● INFORMATION GIVEN
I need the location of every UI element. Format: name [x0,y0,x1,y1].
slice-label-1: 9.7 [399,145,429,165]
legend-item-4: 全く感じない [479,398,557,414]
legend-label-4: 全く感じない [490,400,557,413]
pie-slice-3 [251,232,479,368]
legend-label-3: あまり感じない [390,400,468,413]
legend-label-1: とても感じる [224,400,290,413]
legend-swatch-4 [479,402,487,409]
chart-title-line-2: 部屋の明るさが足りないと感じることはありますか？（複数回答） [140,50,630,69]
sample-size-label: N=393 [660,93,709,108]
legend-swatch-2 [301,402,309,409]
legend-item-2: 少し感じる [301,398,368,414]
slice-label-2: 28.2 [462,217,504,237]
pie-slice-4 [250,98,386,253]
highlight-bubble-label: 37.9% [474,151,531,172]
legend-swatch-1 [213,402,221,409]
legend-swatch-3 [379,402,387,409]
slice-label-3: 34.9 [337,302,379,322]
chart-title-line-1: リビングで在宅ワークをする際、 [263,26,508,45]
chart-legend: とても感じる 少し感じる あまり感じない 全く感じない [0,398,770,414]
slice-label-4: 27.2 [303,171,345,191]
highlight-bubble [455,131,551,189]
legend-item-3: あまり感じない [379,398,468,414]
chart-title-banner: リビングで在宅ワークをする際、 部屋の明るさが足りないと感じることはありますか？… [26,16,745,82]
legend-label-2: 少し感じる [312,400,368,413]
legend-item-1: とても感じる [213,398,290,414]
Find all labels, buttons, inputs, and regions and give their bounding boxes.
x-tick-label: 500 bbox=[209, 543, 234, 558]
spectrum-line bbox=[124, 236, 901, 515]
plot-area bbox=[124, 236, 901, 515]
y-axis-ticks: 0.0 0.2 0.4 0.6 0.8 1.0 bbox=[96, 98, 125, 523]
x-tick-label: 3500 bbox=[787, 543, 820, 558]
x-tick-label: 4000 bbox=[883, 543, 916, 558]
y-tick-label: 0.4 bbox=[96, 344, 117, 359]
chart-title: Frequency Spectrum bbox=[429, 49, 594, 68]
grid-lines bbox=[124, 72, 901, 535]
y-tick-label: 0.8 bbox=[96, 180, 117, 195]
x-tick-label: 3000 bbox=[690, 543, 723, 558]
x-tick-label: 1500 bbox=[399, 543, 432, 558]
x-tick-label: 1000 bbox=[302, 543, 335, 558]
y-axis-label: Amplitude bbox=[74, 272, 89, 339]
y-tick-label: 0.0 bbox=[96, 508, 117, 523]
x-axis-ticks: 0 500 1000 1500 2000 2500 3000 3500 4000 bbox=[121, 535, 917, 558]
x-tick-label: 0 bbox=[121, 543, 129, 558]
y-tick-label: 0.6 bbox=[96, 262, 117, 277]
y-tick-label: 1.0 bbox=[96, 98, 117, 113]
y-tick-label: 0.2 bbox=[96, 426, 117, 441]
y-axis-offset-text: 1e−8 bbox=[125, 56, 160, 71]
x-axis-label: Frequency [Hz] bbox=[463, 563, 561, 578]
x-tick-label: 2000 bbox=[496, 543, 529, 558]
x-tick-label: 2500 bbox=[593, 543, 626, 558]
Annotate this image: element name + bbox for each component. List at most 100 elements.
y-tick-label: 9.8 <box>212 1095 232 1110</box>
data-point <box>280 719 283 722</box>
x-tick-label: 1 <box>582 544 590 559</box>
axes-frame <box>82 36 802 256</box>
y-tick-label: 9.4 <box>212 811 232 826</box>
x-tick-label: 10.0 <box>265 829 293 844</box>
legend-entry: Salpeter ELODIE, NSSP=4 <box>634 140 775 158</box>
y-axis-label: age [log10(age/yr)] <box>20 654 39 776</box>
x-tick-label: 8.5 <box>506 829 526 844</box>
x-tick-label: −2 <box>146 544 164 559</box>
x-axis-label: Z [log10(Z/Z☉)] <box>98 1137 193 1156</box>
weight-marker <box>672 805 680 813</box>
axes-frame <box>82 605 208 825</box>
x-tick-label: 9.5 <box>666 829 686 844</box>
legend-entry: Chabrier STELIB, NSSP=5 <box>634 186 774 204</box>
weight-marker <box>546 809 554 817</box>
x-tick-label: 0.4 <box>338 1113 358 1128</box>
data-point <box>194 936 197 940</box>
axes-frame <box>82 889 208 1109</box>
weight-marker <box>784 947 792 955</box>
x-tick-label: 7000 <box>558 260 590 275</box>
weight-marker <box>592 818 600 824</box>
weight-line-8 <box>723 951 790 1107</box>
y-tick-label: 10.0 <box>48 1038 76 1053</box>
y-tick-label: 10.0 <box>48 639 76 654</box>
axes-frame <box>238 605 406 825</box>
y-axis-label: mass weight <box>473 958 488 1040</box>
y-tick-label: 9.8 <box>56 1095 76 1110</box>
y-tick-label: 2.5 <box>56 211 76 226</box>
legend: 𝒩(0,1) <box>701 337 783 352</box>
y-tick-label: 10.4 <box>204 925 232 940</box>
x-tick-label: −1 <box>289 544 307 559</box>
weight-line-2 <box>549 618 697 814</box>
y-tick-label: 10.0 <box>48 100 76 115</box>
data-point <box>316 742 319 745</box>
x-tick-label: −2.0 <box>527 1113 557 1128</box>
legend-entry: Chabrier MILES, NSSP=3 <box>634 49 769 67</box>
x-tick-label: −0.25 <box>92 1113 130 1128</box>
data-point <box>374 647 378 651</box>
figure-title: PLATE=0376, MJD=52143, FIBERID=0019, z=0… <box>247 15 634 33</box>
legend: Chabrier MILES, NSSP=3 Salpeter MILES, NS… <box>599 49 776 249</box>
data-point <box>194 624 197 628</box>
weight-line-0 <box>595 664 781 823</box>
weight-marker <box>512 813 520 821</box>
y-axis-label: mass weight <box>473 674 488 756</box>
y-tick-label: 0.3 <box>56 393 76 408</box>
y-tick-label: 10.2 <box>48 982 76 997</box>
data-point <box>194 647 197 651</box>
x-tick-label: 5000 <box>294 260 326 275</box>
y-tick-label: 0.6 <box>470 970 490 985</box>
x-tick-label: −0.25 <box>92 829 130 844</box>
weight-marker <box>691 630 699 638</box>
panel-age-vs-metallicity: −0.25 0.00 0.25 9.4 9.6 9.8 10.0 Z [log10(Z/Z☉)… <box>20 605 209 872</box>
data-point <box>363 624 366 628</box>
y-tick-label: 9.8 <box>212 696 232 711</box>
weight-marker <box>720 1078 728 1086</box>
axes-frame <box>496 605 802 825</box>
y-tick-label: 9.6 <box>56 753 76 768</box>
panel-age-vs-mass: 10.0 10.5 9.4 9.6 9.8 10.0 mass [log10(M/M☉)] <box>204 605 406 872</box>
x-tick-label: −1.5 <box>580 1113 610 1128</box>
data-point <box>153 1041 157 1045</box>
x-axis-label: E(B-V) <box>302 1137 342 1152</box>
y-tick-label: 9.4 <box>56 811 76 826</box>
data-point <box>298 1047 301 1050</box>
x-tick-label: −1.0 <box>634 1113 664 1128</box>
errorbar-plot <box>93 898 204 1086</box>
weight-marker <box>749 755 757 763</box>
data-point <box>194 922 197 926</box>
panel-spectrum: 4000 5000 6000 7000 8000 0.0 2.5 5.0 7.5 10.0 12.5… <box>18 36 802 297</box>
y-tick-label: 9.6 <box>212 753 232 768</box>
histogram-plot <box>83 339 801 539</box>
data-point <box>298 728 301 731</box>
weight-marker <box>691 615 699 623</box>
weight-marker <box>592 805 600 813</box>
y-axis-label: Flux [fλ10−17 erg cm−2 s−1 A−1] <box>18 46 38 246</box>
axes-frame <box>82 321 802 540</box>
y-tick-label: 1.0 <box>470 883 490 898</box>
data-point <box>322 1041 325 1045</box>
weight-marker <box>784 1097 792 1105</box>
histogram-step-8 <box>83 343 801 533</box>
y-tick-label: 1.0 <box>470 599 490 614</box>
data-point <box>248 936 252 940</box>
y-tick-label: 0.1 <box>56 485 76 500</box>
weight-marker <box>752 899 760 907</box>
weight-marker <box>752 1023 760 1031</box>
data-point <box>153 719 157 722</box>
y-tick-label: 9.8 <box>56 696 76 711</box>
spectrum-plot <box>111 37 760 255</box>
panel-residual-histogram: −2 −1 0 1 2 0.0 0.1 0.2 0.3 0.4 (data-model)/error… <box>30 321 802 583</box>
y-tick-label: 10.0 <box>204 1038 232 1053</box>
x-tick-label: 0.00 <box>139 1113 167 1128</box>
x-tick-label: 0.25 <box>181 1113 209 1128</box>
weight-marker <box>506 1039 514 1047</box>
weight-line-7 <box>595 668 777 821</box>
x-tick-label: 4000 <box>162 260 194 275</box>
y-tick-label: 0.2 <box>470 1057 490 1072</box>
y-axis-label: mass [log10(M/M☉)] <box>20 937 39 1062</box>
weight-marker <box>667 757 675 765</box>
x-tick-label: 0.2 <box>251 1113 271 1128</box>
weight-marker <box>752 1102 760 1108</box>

● GOAL
Reproduce the material verbatim, starting at its first line and ending at the line that contains "chart-title-line-1: リビングで在宅ワークをする際、 [263,26,508,45]", with both of those lines included.

● ANSWER BELOW
I need the location of every UI element. Format: name [x0,y0,x1,y1].
slice-label-1: 9.7 [399,145,429,165]
legend-item-4: 全く感じない [479,398,557,414]
legend-label-4: 全く感じない [490,400,557,413]
pie-slice-3 [251,232,479,368]
legend-label-3: あまり感じない [390,400,468,413]
legend-label-1: とても感じる [224,400,290,413]
legend-swatch-4 [479,402,487,409]
chart-title-line-2: 部屋の明るさが足りないと感じることはありますか？（複数回答） [140,50,630,69]
sample-size-label: N=393 [660,93,709,108]
legend-swatch-2 [301,402,309,409]
legend-item-2: 少し感じる [301,398,368,414]
slice-label-2: 28.2 [462,217,504,237]
pie-slice-4 [250,98,386,253]
highlight-bubble-label: 37.9% [474,151,531,172]
legend-swatch-1 [213,402,221,409]
legend-swatch-3 [379,402,387,409]
slice-label-3: 34.9 [337,302,379,322]
chart-title-line-1: リビングで在宅ワークをする際、 [263,26,508,45]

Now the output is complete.